--- begin ---

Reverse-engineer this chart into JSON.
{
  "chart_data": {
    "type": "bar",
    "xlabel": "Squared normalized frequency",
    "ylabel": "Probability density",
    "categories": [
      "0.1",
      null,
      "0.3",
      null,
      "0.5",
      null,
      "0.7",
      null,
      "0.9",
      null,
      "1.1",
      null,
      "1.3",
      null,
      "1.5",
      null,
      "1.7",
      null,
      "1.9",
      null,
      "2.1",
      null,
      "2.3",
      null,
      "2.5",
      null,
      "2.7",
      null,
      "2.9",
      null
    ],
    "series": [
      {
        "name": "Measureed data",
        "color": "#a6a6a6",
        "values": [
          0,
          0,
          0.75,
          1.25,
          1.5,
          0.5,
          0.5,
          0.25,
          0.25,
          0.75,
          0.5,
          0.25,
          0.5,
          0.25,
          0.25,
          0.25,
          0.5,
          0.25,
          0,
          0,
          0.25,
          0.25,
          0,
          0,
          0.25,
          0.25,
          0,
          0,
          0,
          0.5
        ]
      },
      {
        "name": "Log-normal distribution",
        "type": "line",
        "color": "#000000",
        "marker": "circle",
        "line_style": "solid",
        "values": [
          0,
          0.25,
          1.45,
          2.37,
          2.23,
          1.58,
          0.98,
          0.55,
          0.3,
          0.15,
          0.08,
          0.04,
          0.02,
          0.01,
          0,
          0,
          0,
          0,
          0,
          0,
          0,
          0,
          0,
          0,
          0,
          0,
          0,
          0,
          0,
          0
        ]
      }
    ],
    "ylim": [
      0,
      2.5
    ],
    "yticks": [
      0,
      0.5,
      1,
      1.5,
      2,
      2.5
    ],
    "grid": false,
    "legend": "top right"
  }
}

--- end ---

Write out the complete set of records exactly as given.

Right answer:
Reverse-engineer this chart into JSON.
{
  "chart_data": {
    "type": "bar",
    "xlabel": "Squared normalized frequency",
    "ylabel": "Probability density",
    "categories": [
      "0.1",
      null,
      "0.3",
      null,
      "0.5",
      null,
      "0.7",
      null,
      "0.9",
      null,
      "1.1",
      null,
      "1.3",
      null,
      "1.5",
      null,
      "1.7",
      null,
      "1.9",
      null,
      "2.1",
      null,
      "2.3",
      null,
      "2.5",
      null,
      "2.7",
      null,
      "2.9",
      null
    ],
    "series": [
      {
        "name": "Measureed data",
        "color": "#a6a6a6",
        "values": [
          0,
          0,
          0.75,
          1.25,
          1.5,
          0.5,
          0.5,
          0.25,
          0.25,
          0.75,
          0.5,
          0.25,
          0.5,
          0.25,
          0.25,
          0.25,
          0.5,
          0.25,
          0,
          0,
          0.25,
          0.25,
          0,
          0,
          0.25,
          0.25,
          0,
          0,
          0,
          0.5
        ]
      },
      {
        "name": "Log-normal distribution",
        "type": "line",
        "color": "#000000",
        "marker": "circle",
        "line_style": "solid",
        "values": [
          0,
          0.25,
          1.45,
          2.37,
          2.23,
          1.58,
          0.98,
          0.55,
          0.3,
          0.15,
          0.08,
          0.04,
          0.02,
          0.01,
          0,
          0,
          0,
          0,
          0,
          0,
          0,
          0,
          0,
          0,
          0,
          0,
          0,
          0,
          0,
          0
        ]
      }
    ],
    "ylim": [
      0,
      2.5
    ],
    "yticks": [
      0,
      0.5,
      1,
      1.5,
      2,
      2.5
    ],
    "grid": false,
    "legend": "top right"
  }
}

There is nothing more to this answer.